>> start STORED RECORDS
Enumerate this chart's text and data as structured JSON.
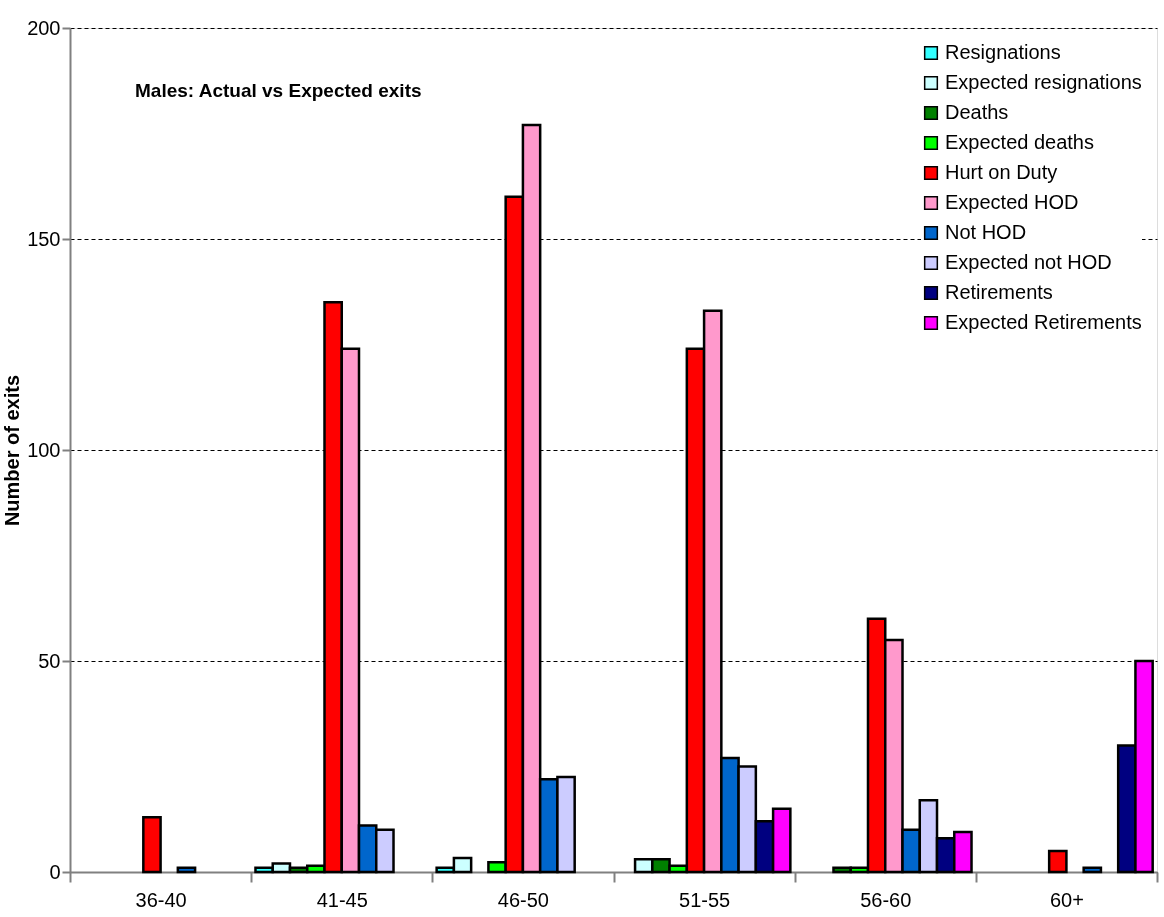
{
  "chart_data": {
    "type": "bar",
    "title": "Males: Actual vs Expected exits",
    "ylabel": "Number of exits",
    "categories": [
      "36-40",
      "41-45",
      "46-50",
      "51-55",
      "56-60",
      "60+"
    ],
    "series": [
      {
        "name": "Resignations",
        "color": "#33ffff",
        "values": [
          0,
          1,
          1,
          0,
          0,
          0
        ]
      },
      {
        "name": "Expected resignations",
        "color": "#ccffff",
        "values": [
          0,
          2,
          3.3,
          3,
          0,
          0
        ]
      },
      {
        "name": "Deaths",
        "color": "#008000",
        "values": [
          0,
          1,
          0,
          3,
          1,
          0
        ]
      },
      {
        "name": "Expected deaths",
        "color": "#00ff00",
        "values": [
          0,
          1.5,
          2.3,
          1.5,
          1,
          0
        ]
      },
      {
        "name": "Hurt on Duty",
        "color": "#ff0000",
        "values": [
          13,
          135,
          160,
          124,
          60,
          5
        ]
      },
      {
        "name": "Expected HOD",
        "color": "#ff99cc",
        "values": [
          0,
          124,
          177,
          133,
          55,
          0
        ]
      },
      {
        "name": "Not HOD",
        "color": "#0066cc",
        "values": [
          1,
          11,
          22,
          27,
          10,
          1
        ]
      },
      {
        "name": "Expected not HOD",
        "color": "#ccccff",
        "values": [
          0,
          10,
          22.5,
          25,
          17,
          0
        ]
      },
      {
        "name": "Retirements",
        "color": "#000080",
        "values": [
          0,
          0,
          0,
          12,
          8,
          30
        ]
      },
      {
        "name": "Expected Retirements",
        "color": "#ff00ff",
        "values": [
          0,
          0,
          0,
          15,
          9.5,
          50
        ]
      }
    ],
    "ylim": [
      0,
      200
    ],
    "yticks": [
      0,
      50,
      100,
      150,
      200
    ],
    "grid": "y",
    "legend": "top right"
  }
}
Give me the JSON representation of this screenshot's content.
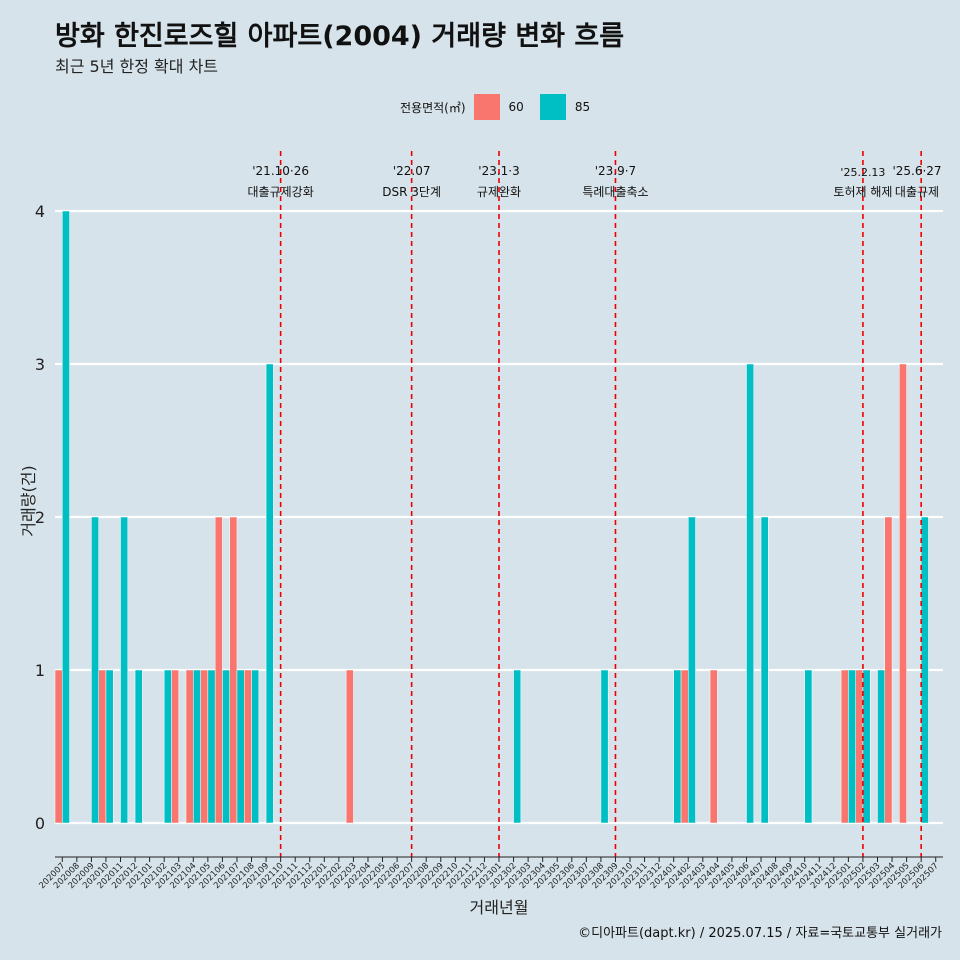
{
  "title": "방화 한진로즈힐 아파트(2004) 거래량 변화 흐름",
  "subtitle": "최근 5년 한정 확대 차트",
  "legend": {
    "title": "전용면적(㎡)",
    "items": [
      {
        "label": "60",
        "color": "#f8766d"
      },
      {
        "label": "85",
        "color": "#00bfc4"
      }
    ]
  },
  "caption": "©디아파트(dapt.kr) / 2025.07.15 / 자료=국토교통부 실거래가",
  "chart_data": {
    "type": "bar",
    "xlabel": "거래년월",
    "ylabel": "거래량(건)",
    "ylim": [
      0,
      4
    ],
    "yticks": [
      0,
      1,
      2,
      3,
      4
    ],
    "categories": [
      "202007",
      "202008",
      "202009",
      "202010",
      "202011",
      "202012",
      "202101",
      "202102",
      "202103",
      "202104",
      "202105",
      "202106",
      "202107",
      "202108",
      "202109",
      "202110",
      "202111",
      "202112",
      "202201",
      "202202",
      "202203",
      "202204",
      "202205",
      "202206",
      "202207",
      "202208",
      "202209",
      "202210",
      "202211",
      "202212",
      "202301",
      "202302",
      "202303",
      "202304",
      "202305",
      "202306",
      "202307",
      "202308",
      "202309",
      "202310",
      "202311",
      "202312",
      "202401",
      "202402",
      "202403",
      "202404",
      "202405",
      "202406",
      "202407",
      "202408",
      "202409",
      "202410",
      "202411",
      "202412",
      "202501",
      "202502",
      "202503",
      "202504",
      "202505",
      "202506",
      "202507"
    ],
    "series": [
      {
        "name": "60",
        "color": "#f8766d",
        "values": [
          1,
          0,
          0,
          1,
          0,
          0,
          0,
          0,
          1,
          1,
          1,
          2,
          2,
          1,
          0,
          0,
          0,
          0,
          0,
          0,
          1,
          0,
          0,
          0,
          0,
          0,
          0,
          0,
          0,
          0,
          0,
          0,
          0,
          0,
          0,
          0,
          0,
          0,
          0,
          0,
          0,
          0,
          0,
          1,
          0,
          1,
          0,
          0,
          0,
          0,
          0,
          0,
          0,
          0,
          1,
          1,
          0,
          2,
          3,
          0,
          0
        ]
      },
      {
        "name": "85",
        "color": "#00bfc4",
        "values": [
          4,
          0,
          2,
          1,
          2,
          1,
          0,
          1,
          0,
          1,
          1,
          1,
          1,
          1,
          3,
          0,
          0,
          0,
          0,
          0,
          0,
          0,
          0,
          0,
          0,
          0,
          0,
          0,
          0,
          0,
          0,
          1,
          0,
          0,
          0,
          0,
          0,
          1,
          0,
          0,
          0,
          0,
          1,
          2,
          0,
          0,
          0,
          3,
          2,
          0,
          0,
          1,
          0,
          0,
          1,
          1,
          1,
          0,
          0,
          2,
          0
        ]
      }
    ],
    "events": [
      {
        "month": "202110",
        "date": "'21.10·26",
        "label": "대출규제강화"
      },
      {
        "month": "202207",
        "date": "'22.07",
        "label": "DSR 3단계"
      },
      {
        "month": "202301",
        "date": "'23.1·3",
        "label": "규제완화"
      },
      {
        "month": "202309",
        "date": "'23.9·7",
        "label": "특례대출축소"
      },
      {
        "month": "202502",
        "date": "'25.2.13",
        "label": "토허제 해제"
      },
      {
        "month": "202506",
        "date": "'25.6·27",
        "label": "대출규제"
      }
    ]
  }
}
>> end STORED RECORDS
Reproduce the records, all of them, word for word; omit the pictures.

Enumerate this chart's text and data as structured JSON.
{
  "chart_data": {
    "type": "bar",
    "title": "Males: Actual vs Expected exits",
    "ylabel": "Number of exits",
    "categories": [
      "36-40",
      "41-45",
      "46-50",
      "51-55",
      "56-60",
      "60+"
    ],
    "series": [
      {
        "name": "Resignations",
        "color": "#33ffff",
        "values": [
          0,
          1,
          1,
          0,
          0,
          0
        ]
      },
      {
        "name": "Expected resignations",
        "color": "#ccffff",
        "values": [
          0,
          2,
          3.3,
          3,
          0,
          0
        ]
      },
      {
        "name": "Deaths",
        "color": "#008000",
        "values": [
          0,
          1,
          0,
          3,
          1,
          0
        ]
      },
      {
        "name": "Expected deaths",
        "color": "#00ff00",
        "values": [
          0,
          1.5,
          2.3,
          1.5,
          1,
          0
        ]
      },
      {
        "name": "Hurt on Duty",
        "color": "#ff0000",
        "values": [
          13,
          135,
          160,
          124,
          60,
          5
        ]
      },
      {
        "name": "Expected HOD",
        "color": "#ff99cc",
        "values": [
          0,
          124,
          177,
          133,
          55,
          0
        ]
      },
      {
        "name": "Not HOD",
        "color": "#0066cc",
        "values": [
          1,
          11,
          22,
          27,
          10,
          1
        ]
      },
      {
        "name": "Expected not HOD",
        "color": "#ccccff",
        "values": [
          0,
          10,
          22.5,
          25,
          17,
          0
        ]
      },
      {
        "name": "Retirements",
        "color": "#000080",
        "values": [
          0,
          0,
          0,
          12,
          8,
          30
        ]
      },
      {
        "name": "Expected Retirements",
        "color": "#ff00ff",
        "values": [
          0,
          0,
          0,
          15,
          9.5,
          50
        ]
      }
    ],
    "ylim": [
      0,
      200
    ],
    "yticks": [
      0,
      50,
      100,
      150,
      200
    ],
    "grid": "y",
    "legend": "top right"
  }
}
Give me the JSON representation of this screenshot's content.
{
  "title": "방화 한진로즈힐 아파트(2004) 거래량 변화 흐름",
  "subtitle": "최근 5년 한정 확대 차트",
  "legend": {
    "title": "전용면적(㎡)",
    "items": [
      {
        "label": "60",
        "color": "#f8766d"
      },
      {
        "label": "85",
        "color": "#00bfc4"
      }
    ]
  },
  "caption": "©디아파트(dapt.kr) / 2025.07.15 / 자료=국토교통부 실거래가",
  "chart_data": {
    "type": "bar",
    "xlabel": "거래년월",
    "ylabel": "거래량(건)",
    "ylim": [
      0,
      4
    ],
    "yticks": [
      0,
      1,
      2,
      3,
      4
    ],
    "categories": [
      "202007",
      "202008",
      "202009",
      "202010",
      "202011",
      "202012",
      "202101",
      "202102",
      "202103",
      "202104",
      "202105",
      "202106",
      "202107",
      "202108",
      "202109",
      "202110",
      "202111",
      "202112",
      "202201",
      "202202",
      "202203",
      "202204",
      "202205",
      "202206",
      "202207",
      "202208",
      "202209",
      "202210",
      "202211",
      "202212",
      "202301",
      "202302",
      "202303",
      "202304",
      "202305",
      "202306",
      "202307",
      "202308",
      "202309",
      "202310",
      "202311",
      "202312",
      "202401",
      "202402",
      "202403",
      "202404",
      "202405",
      "202406",
      "202407",
      "202408",
      "202409",
      "202410",
      "202411",
      "202412",
      "202501",
      "202502",
      "202503",
      "202504",
      "202505",
      "202506",
      "202507"
    ],
    "series": [
      {
        "name": "60",
        "color": "#f8766d",
        "values": [
          1,
          0,
          0,
          1,
          0,
          0,
          0,
          0,
          1,
          1,
          1,
          2,
          2,
          1,
          0,
          0,
          0,
          0,
          0,
          0,
          1,
          0,
          0,
          0,
          0,
          0,
          0,
          0,
          0,
          0,
          0,
          0,
          0,
          0,
          0,
          0,
          0,
          0,
          0,
          0,
          0,
          0,
          0,
          1,
          0,
          1,
          0,
          0,
          0,
          0,
          0,
          0,
          0,
          0,
          1,
          1,
          0,
          2,
          3,
          0,
          0
        ]
      },
      {
        "name": "85",
        "color": "#00bfc4",
        "values": [
          4,
          0,
          2,
          1,
          2,
          1,
          0,
          1,
          0,
          1,
          1,
          1,
          1,
          1,
          3,
          0,
          0,
          0,
          0,
          0,
          0,
          0,
          0,
          0,
          0,
          0,
          0,
          0,
          0,
          0,
          0,
          1,
          0,
          0,
          0,
          0,
          0,
          1,
          0,
          0,
          0,
          0,
          1,
          2,
          0,
          0,
          0,
          3,
          2,
          0,
          0,
          1,
          0,
          0,
          1,
          1,
          1,
          0,
          0,
          2,
          0
        ]
      }
    ],
    "events": [
      {
        "month": "202110",
        "date": "'21.10·26",
        "label": "대출규제강화"
      },
      {
        "month": "202207",
        "date": "'22.07",
        "label": "DSR 3단계"
      },
      {
        "month": "202301",
        "date": "'23.1·3",
        "label": "규제완화"
      },
      {
        "month": "202309",
        "date": "'23.9·7",
        "label": "특례대출축소"
      },
      {
        "month": "202502",
        "date": "'25.2.13",
        "label": "토허제 해제"
      },
      {
        "month": "202506",
        "date": "'25.6·27",
        "label": "대출규제"
      }
    ]
  }
}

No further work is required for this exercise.